## EXERCISE OBJECTIVE
Each record that follows should be repeated exactly, minus any images.

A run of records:
━━━━━━━━━━━━━━━━━━━━

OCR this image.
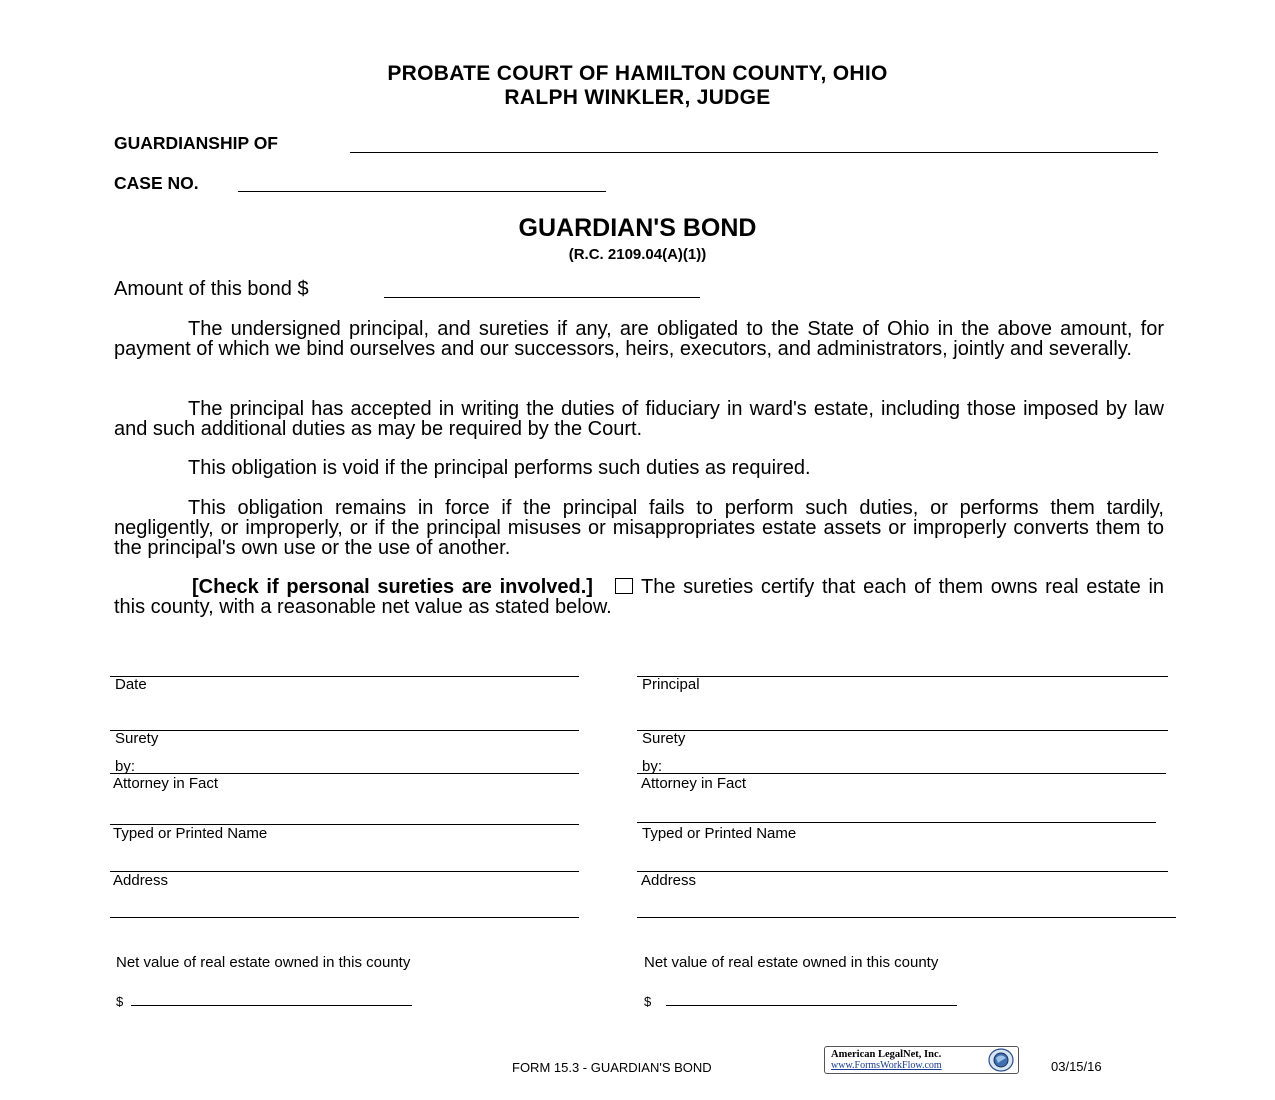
PROBATE COURT OF HAMILTON COUNTY, OHIO
RALPH WINKLER, JUDGE
GUARDIANSHIP OF
CASE NO.
GUARDIAN'S BOND
(R.C. 2109.04(A)(1))
Amount of this bond $
The undersigned principal, and sureties if any, are obligated to the State of Ohio in the above amount, for payment of which we bind ourselves and our successors, heirs, executors, and administrators, jointly and severally.
The principal has accepted in writing the duties of fiduciary in ward's estate, including those imposed by law and such additional duties as may be required by the Court.
This obligation is void if the principal performs such duties as required.
This obligation remains in force if the principal fails to perform such duties, or performs them tardily, negligently, or improperly, or if the principal misuses or misappropriates estate assets or improperly converts them to the principal's own use or the use of another.
[Check if personal sureties are involved.] The sureties certify that each of them owns real estate in this county, with a reasonable net value as stated below.
Date
Surety
by:
Attorney in Fact
Typed or Printed Name
Address
Net value of real estate owned in this county
$
Principal
Surety
by:
Attorney in Fact
Typed or Printed Name
Address
Net value of real estate owned in this county
$
FORM 15.3 - GUARDIAN'S BOND
American LegalNet, Inc.
www.FormsWorkFlow.com	03/15/16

━━━━━━━━━━━━━━━━━━━━

## RESPONSE TO THE EXERCISE
OCR this image.
PROBATE COURT OF HAMILTON COUNTY, OHIO
RALPH WINKLER, JUDGE
GUARDIANSHIP OF
CASE NO.
GUARDIAN'S BOND
(R.C. 2109.04(A)(1))
Amount of this bond $
The undersigned principal, and sureties if any, are obligated to the State of Ohio in the above amount, for payment of which we bind ourselves and our successors, heirs, executors, and administrators, jointly and severally.
The principal has accepted in writing the duties of fiduciary in ward's estate, including those imposed by law and such additional duties as may be required by the Court.
This obligation is void if the principal performs such duties as required.
This obligation remains in force if the principal fails to perform such duties, or performs them tardily, negligently, or improperly, or if the principal misuses or misappropriates estate assets or improperly converts them to the principal's own use or the use of another.
[Check if personal sureties are involved.] The sureties certify that each of them owns real estate in this county, with a reasonable net value as stated below.
Date
Surety
by:
Attorney in Fact
Typed or Printed Name
Address
Net value of real estate owned in this county
$
Principal
Surety
by:
Attorney in Fact
Typed or Printed Name
Address
Net value of real estate owned in this county
$
FORM 15.3 - GUARDIAN'S BOND
American LegalNet, Inc.
www.FormsWorkFlow.com	03/15/16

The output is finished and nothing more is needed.